Look for "emoji" in each line of the entries, and return the matching lines.

— Input data —
▶
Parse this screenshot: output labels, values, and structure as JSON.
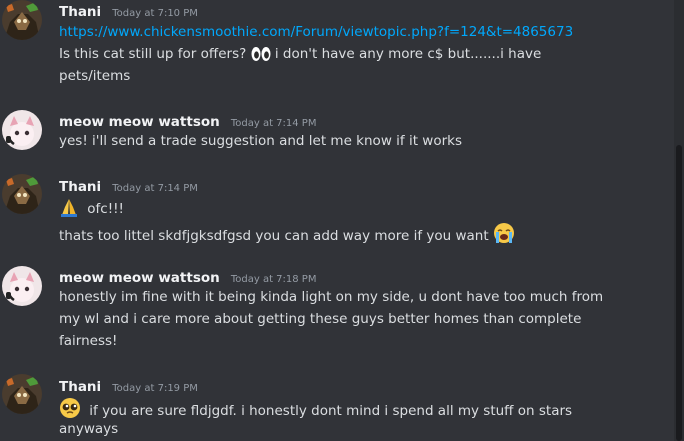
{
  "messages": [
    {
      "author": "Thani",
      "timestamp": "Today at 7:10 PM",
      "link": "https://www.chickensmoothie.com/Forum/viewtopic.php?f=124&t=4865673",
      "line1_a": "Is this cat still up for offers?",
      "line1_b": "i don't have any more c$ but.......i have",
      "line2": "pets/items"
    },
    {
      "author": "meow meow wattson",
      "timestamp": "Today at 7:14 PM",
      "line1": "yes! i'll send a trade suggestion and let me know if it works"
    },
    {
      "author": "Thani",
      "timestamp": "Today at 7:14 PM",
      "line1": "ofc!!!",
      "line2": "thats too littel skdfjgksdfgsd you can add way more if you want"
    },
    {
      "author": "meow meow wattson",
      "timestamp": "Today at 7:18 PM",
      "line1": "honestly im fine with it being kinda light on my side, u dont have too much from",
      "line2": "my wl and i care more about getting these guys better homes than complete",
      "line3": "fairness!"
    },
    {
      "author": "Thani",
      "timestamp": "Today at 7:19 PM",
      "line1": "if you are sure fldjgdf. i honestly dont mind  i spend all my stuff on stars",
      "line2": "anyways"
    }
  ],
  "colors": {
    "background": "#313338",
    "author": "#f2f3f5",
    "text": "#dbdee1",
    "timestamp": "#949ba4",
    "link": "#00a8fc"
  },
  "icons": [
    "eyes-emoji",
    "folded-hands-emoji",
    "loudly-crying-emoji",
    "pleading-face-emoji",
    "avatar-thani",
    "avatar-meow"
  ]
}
◀
— Exercise answer —
    "eyes-emoji",
    "folded-hands-emoji",
    "loudly-crying-emoji",
    "pleading-face-emoji",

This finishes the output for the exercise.